§ **CHALLENGE 1**:
From the trip-report comment thread, reproduce the passage that begins with the words containing "Duang Daunk" and ends with "and barbaric implements.".
§ **CHALLENGE 2**:
List every timestamp that appears in the trip-report comment thread.
§ **CHALLENGE 3**:
Pick up the trip-report comment thread after its final sentence and keep writing.

===== SOURCE =====

The top pitch of Fridays Fool

Lake Alta.
12:52:15 PM
Nice one Phil! Wasn't expecting this trip report good to see the shots and read about what else you got up to on that trip.

Bring on winter :)

Duang Daunk
1:08:50 PM
Great photos bro.

You were carrying ice axes and you didn't put the sheep out of its misery?

3:07:43 PM
Oh man. If only we had been carrying a BBQ. We were hungry on the descent.

I can only imagine the parodic levels of mishap I would have been writing about if we had attempted that Double D. I'm sure the sheep would have been none to keen on the idea of a 'mercy killing' with primitive and barbaric implements.

Huw. I just whipped it up quickly because I figured there was no point just leaving the photos doing nothing on the HDD. You guys had a much fancier looking camera, was it Paul's? I can only imagine he knew how to use it to (unlike me - I deal with microphones and speakers, not camera lenses). Perhaps you could add some pics from Alta or your time in the Darrans, I haven't seen any of those.

===== EXTRACTED RECORDS =====

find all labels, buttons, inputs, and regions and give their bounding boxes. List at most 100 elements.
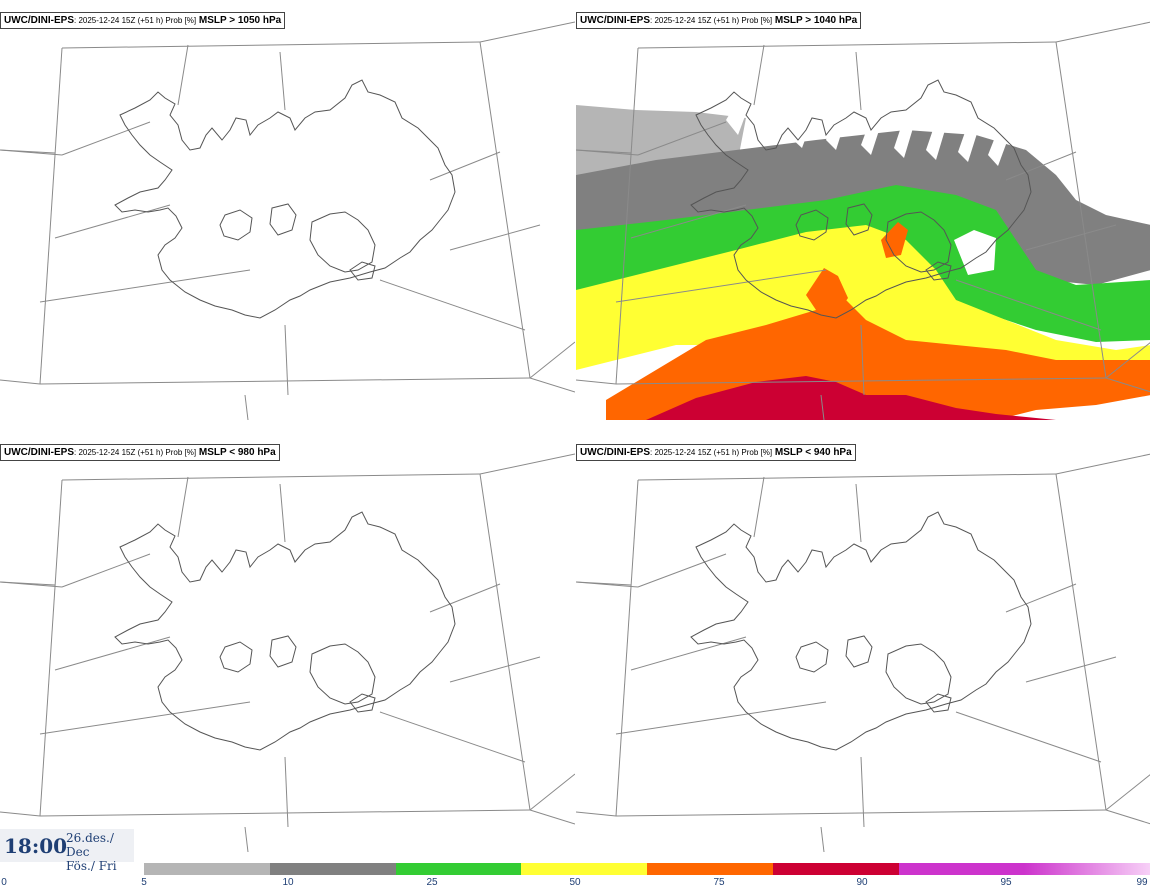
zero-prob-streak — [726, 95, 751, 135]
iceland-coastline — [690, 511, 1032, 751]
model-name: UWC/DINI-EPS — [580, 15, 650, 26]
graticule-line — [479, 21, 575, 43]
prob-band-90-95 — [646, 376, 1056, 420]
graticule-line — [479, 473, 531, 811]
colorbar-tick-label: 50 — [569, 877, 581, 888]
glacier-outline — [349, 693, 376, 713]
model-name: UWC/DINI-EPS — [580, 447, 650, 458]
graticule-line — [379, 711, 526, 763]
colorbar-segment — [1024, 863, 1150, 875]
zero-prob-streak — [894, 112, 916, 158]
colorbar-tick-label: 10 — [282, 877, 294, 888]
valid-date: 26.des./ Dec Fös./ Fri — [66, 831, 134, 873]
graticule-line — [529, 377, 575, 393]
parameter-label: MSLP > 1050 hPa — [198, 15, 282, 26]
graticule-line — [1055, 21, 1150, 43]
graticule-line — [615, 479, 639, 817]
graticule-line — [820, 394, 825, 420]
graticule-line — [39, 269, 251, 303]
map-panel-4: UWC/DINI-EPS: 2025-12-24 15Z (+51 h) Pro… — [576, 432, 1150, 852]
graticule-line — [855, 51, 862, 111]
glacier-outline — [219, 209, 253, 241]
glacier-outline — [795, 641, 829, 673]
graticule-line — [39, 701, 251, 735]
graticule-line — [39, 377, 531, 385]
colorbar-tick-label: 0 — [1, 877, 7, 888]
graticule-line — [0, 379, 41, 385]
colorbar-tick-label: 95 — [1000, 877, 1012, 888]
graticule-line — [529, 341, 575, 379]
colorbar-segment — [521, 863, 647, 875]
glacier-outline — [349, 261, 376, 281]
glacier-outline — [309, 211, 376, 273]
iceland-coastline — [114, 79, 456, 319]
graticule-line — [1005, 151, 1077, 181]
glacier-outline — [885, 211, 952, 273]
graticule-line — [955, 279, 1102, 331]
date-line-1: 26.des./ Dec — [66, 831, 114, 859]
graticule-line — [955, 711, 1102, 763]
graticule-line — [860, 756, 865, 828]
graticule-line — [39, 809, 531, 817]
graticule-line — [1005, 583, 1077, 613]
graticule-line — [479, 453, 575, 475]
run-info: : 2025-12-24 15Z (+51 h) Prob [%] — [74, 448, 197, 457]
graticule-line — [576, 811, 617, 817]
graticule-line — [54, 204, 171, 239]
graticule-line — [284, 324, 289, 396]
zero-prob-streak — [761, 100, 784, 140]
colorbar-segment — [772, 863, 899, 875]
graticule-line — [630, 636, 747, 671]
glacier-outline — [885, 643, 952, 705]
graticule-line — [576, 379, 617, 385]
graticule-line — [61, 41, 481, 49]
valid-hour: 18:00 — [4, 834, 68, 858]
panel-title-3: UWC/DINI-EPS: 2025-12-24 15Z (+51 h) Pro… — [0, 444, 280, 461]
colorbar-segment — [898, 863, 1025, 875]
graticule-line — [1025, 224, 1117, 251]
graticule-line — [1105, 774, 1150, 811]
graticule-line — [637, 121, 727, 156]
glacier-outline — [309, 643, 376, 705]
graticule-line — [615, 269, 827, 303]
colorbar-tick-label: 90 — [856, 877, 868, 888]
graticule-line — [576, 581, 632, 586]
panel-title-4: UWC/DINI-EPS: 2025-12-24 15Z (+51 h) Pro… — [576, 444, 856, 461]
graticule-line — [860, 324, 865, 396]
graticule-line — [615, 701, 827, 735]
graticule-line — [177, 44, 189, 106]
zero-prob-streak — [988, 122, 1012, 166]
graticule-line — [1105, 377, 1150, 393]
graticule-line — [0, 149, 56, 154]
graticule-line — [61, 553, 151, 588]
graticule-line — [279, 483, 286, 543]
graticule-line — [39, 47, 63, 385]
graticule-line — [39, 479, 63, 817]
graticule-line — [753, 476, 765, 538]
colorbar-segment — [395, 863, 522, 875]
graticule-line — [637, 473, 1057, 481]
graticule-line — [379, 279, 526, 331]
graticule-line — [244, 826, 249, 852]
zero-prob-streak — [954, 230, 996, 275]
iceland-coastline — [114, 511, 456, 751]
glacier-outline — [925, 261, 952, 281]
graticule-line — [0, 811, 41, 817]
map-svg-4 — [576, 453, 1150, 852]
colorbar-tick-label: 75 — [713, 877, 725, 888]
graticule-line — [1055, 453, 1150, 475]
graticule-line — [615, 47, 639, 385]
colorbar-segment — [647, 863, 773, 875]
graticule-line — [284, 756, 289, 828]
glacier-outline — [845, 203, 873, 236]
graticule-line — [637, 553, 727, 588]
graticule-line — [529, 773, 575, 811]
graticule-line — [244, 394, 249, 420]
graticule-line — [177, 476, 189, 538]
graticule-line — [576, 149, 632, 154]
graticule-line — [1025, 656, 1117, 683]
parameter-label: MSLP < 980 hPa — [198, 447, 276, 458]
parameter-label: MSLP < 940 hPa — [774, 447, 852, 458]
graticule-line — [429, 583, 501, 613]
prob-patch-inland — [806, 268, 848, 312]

=====
===== EXTRACTED RECORDS =====

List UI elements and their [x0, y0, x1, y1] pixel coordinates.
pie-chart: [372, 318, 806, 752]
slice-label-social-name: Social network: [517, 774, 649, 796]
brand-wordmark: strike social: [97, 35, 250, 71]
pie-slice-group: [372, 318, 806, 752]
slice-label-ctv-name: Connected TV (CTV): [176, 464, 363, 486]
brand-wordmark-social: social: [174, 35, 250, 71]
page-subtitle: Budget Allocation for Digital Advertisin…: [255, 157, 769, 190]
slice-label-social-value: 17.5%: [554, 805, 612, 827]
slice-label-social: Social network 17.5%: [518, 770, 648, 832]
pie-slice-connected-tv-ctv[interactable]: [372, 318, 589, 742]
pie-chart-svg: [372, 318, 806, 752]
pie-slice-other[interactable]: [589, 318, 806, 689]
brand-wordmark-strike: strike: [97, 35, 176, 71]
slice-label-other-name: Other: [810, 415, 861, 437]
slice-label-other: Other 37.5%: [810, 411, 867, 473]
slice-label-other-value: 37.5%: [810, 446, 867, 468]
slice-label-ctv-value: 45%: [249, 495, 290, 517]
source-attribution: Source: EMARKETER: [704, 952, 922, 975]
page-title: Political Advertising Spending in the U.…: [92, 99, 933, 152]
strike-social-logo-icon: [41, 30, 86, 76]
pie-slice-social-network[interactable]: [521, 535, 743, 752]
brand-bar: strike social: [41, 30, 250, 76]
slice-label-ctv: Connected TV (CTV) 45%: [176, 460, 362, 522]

=====

§ **TASK ANSWER 1**:
Duang Daunk
1:08:50 PM
Great photos bro.

You were carrying ice axes and you didn't put the sheep out of its misery?

3:07:43 PM
Oh man. If only we had been carrying a BBQ. We were hungry on the descent.

I can only imagine the parodic levels of mishap I would have been writing about if we had attempted that Double D. I'm sure the sheep would have been none to keen on the idea of a 'mercy killing' with primitive and barbaric implements.

§ **TASK ANSWER 2**:
12:52:15 PM
1:08:50 PM
3:07:43 PM

§ **TASK ANSWER 3**:
4:02:42 PM
That looks like another world of suffering... Cool pics.

6:21:45 PM
Mikey I don't think any of my TRs to date have described more suffering than could have been reasonably expected from the outset (with the possible, but mostly trivial, exception of the moth-in-the-ear episode; I really didn't see that one comming). But, I believe you may have a new tale of cruel and unusual punishment at the hands of the Buffalo Nordwand. I, for one, am keen to hear it... Indulge me, please.
9:17:51 PM
The DSLR was Iain's, but here's a couple of shots I took on the same trip...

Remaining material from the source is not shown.